## Aim of the exercise
In the entries that follow, identify the line containing "Convert this document image to plain text." and return it together with all later lines, exactly as they appear.
## BEGIN Data excerpts
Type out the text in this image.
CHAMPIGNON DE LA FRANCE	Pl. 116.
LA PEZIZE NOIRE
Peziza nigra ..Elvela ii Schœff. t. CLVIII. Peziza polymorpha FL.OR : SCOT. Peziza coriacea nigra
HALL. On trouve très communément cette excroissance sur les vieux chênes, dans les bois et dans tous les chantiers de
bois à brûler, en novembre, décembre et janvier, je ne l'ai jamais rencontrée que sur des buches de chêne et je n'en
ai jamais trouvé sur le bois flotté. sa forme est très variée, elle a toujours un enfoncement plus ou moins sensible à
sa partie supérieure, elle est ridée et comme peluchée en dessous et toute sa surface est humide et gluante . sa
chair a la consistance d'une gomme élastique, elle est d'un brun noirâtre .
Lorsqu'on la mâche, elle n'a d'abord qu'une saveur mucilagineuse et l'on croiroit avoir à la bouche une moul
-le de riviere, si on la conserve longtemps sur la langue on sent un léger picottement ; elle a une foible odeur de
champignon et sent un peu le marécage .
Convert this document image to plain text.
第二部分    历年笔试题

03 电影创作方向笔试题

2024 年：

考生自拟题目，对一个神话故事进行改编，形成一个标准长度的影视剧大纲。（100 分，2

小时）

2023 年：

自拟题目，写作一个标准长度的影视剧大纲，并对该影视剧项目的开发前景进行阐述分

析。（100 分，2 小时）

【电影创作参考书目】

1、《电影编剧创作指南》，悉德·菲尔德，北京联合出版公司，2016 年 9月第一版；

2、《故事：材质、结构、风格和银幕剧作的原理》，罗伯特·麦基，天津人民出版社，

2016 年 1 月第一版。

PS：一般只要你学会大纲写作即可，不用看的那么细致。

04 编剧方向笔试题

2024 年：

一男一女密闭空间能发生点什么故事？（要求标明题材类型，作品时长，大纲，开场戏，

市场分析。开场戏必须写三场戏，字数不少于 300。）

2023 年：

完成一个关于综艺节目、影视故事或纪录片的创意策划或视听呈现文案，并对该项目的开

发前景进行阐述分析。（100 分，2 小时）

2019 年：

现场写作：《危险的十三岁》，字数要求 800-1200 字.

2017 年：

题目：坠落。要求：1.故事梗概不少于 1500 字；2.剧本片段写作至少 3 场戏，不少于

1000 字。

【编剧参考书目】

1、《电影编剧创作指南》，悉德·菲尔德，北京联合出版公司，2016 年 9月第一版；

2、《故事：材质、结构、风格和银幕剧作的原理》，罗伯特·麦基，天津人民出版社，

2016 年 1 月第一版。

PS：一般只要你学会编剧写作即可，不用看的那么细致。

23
## END Data excerpts
## Correct result
Convert this document image to plain text.
第二部分    历年笔试题

03 电影创作方向笔试题

2024 年：

考生自拟题目，对一个神话故事进行改编，形成一个标准长度的影视剧大纲。（100 分，2

小时）

2023 年：

自拟题目，写作一个标准长度的影视剧大纲，并对该影视剧项目的开发前景进行阐述分

析。（100 分，2 小时）

【电影创作参考书目】

1、《电影编剧创作指南》，悉德·菲尔德，北京联合出版公司，2016 年 9月第一版；

2、《故事：材质、结构、风格和银幕剧作的原理》，罗伯特·麦基，天津人民出版社，

2016 年 1 月第一版。

PS：一般只要你学会大纲写作即可，不用看的那么细致。

04 编剧方向笔试题

2024 年：

一男一女密闭空间能发生点什么故事？（要求标明题材类型，作品时长，大纲，开场戏，

市场分析。开场戏必须写三场戏，字数不少于 300。）

2023 年：

完成一个关于综艺节目、影视故事或纪录片的创意策划或视听呈现文案，并对该项目的开

发前景进行阐述分析。（100 分，2 小时）

2019 年：

现场写作：《危险的十三岁》，字数要求 800-1200 字.

2017 年：

题目：坠落。要求：1.故事梗概不少于 1500 字；2.剧本片段写作至少 3 场戏，不少于

1000 字。

【编剧参考书目】

1、《电影编剧创作指南》，悉德·菲尔德，北京联合出版公司，2016 年 9月第一版；

2、《故事：材质、结构、风格和银幕剧作的原理》，罗伯特·麦基，天津人民出版社，

2016 年 1 月第一版。

PS：一般只要你学会编剧写作即可，不用看的那么细致。

23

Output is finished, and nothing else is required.